**What you will do:**
Here are some records; copy every line that holds the word "little".

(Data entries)
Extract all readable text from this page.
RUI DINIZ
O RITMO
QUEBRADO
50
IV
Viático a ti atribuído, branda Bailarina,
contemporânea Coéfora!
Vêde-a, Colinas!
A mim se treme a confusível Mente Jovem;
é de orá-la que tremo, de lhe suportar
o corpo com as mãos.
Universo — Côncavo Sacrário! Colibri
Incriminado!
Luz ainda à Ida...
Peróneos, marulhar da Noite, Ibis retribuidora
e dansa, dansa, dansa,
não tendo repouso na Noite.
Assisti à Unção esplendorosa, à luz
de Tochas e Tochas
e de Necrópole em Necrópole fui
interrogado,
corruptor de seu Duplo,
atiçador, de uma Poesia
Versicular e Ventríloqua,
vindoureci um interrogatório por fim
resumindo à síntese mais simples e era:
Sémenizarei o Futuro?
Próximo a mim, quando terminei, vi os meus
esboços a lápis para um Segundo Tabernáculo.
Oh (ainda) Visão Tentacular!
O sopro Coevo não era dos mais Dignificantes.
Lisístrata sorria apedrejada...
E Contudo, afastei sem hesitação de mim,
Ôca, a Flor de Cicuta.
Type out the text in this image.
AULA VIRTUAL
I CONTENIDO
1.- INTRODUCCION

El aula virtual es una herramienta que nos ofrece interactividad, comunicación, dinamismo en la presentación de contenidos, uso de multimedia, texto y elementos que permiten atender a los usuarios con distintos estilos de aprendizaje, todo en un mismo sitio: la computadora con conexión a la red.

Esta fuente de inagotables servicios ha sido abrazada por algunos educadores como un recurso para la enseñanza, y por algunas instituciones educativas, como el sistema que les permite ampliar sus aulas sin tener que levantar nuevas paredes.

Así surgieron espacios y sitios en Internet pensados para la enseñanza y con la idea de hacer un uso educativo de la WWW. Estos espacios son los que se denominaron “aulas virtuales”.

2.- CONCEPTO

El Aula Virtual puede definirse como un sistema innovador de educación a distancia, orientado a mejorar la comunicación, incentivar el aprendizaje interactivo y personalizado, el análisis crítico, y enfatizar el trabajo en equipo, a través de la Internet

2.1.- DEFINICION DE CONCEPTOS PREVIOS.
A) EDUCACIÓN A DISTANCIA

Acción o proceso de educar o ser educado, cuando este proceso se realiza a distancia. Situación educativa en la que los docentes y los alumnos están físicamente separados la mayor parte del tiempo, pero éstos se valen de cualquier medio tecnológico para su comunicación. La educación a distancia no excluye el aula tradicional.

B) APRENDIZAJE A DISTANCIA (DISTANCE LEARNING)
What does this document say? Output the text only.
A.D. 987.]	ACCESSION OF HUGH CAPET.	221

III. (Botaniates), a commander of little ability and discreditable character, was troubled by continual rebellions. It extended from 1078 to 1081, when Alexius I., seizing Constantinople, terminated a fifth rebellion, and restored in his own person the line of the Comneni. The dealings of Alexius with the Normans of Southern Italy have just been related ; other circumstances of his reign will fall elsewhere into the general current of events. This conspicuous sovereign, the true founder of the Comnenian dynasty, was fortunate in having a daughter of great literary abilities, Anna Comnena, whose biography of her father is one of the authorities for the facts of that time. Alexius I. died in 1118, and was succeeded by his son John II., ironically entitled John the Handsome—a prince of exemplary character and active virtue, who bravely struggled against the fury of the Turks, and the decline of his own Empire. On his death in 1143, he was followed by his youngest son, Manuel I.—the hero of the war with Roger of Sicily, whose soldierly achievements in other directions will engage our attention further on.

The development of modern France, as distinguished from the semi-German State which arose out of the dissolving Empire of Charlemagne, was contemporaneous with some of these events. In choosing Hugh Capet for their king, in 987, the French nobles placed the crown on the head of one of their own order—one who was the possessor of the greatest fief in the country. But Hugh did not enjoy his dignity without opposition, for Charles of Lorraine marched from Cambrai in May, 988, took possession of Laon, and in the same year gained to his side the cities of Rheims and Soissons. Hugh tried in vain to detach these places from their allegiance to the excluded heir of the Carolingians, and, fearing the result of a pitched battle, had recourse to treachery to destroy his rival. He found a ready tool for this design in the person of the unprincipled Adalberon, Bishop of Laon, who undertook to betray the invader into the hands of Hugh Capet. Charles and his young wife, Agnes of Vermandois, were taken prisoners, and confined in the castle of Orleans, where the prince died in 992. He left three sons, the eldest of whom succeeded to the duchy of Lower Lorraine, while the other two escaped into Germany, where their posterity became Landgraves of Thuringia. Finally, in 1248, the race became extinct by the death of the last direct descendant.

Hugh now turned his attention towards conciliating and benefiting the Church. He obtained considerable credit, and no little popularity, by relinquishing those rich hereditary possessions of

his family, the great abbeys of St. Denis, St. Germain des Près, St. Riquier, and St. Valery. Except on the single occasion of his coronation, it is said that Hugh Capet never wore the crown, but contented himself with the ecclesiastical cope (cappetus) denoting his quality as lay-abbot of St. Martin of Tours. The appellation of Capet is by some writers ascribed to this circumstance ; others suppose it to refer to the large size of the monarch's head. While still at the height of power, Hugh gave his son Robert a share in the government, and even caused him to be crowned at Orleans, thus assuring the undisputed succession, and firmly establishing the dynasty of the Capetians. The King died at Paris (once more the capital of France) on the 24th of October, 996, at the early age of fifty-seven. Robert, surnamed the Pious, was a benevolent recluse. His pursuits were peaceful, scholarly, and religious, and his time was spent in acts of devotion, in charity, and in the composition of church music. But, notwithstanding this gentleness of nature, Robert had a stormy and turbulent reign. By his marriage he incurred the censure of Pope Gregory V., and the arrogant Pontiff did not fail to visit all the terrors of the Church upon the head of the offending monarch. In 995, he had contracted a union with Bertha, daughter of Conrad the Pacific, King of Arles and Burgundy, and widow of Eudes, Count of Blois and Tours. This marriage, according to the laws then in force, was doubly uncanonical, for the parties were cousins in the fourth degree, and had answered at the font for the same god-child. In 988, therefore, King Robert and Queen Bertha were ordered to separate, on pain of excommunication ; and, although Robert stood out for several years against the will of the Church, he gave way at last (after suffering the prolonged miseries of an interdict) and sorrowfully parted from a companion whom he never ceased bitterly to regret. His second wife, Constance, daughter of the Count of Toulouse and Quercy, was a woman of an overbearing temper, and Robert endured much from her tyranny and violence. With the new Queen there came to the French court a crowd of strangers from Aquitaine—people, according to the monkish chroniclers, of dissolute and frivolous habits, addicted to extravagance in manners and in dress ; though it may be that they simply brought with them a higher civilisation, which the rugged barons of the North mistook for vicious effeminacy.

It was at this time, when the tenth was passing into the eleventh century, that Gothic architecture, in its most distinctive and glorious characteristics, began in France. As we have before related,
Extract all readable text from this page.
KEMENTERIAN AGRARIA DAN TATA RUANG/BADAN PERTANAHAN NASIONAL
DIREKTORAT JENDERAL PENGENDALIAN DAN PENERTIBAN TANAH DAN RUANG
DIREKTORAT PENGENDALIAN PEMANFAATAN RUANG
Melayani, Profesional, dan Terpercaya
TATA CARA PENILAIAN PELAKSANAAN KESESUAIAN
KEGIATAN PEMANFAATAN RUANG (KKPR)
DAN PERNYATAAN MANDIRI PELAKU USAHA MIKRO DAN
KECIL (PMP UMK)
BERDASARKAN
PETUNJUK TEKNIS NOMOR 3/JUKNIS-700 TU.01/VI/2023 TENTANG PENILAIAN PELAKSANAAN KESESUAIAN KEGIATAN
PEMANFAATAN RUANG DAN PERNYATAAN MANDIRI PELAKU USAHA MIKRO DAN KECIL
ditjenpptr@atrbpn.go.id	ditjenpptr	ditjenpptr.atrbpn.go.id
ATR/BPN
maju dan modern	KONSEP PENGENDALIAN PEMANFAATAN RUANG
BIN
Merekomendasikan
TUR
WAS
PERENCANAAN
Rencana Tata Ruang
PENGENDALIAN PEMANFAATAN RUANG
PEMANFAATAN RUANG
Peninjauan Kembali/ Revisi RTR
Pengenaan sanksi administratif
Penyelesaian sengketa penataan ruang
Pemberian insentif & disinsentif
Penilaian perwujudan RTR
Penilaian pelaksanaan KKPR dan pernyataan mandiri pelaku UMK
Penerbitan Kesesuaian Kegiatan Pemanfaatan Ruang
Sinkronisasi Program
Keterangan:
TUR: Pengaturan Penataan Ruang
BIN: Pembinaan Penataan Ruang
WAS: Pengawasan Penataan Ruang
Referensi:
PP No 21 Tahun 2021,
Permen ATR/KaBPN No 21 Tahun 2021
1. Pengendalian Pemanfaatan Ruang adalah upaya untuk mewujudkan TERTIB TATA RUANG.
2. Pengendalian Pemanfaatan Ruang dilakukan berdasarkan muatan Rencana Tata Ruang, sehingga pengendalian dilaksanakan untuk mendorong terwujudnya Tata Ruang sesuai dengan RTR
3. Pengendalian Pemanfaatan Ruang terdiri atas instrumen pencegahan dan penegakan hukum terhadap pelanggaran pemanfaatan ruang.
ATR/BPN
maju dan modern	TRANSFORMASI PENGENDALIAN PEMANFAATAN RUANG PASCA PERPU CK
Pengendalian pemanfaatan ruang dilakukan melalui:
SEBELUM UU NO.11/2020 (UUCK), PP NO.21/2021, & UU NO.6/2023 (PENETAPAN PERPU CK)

**Correct response:**
III. (Botaniates), a commander of little ability and discreditable character, was troubled by continual rebellions. It extended from 1078 to 1081, when Alexius I., seizing Constantinople, terminated a fifth rebellion, and restored in his own person the line of the Comneni. The dealings of Alexius with the Normans of Southern Italy have just been related ; other circumstances of his reign will fall elsewhere into the general current of events. This conspicuous sovereign, the true founder of the Comnenian dynasty, was fortunate in having a daughter of great literary abilities, Anna Comnena, whose biography of her father is one of the authorities for the facts of that time. Alexius I. died in 1118, and was succeeded by his son John II., ironically entitled John the Handsome—a prince of exemplary character and active virtue, who bravely struggled against the fury of the Turks, and the decline of his own Empire. On his death in 1143, he was followed by his youngest son, Manuel I.—the hero of the war with Roger of Sicily, whose soldierly achievements in other directions will engage our attention further on.
Hugh now turned his attention towards conciliating and benefiting the Church. He obtained considerable credit, and no little popularity, by relinquishing those rich hereditary possessions of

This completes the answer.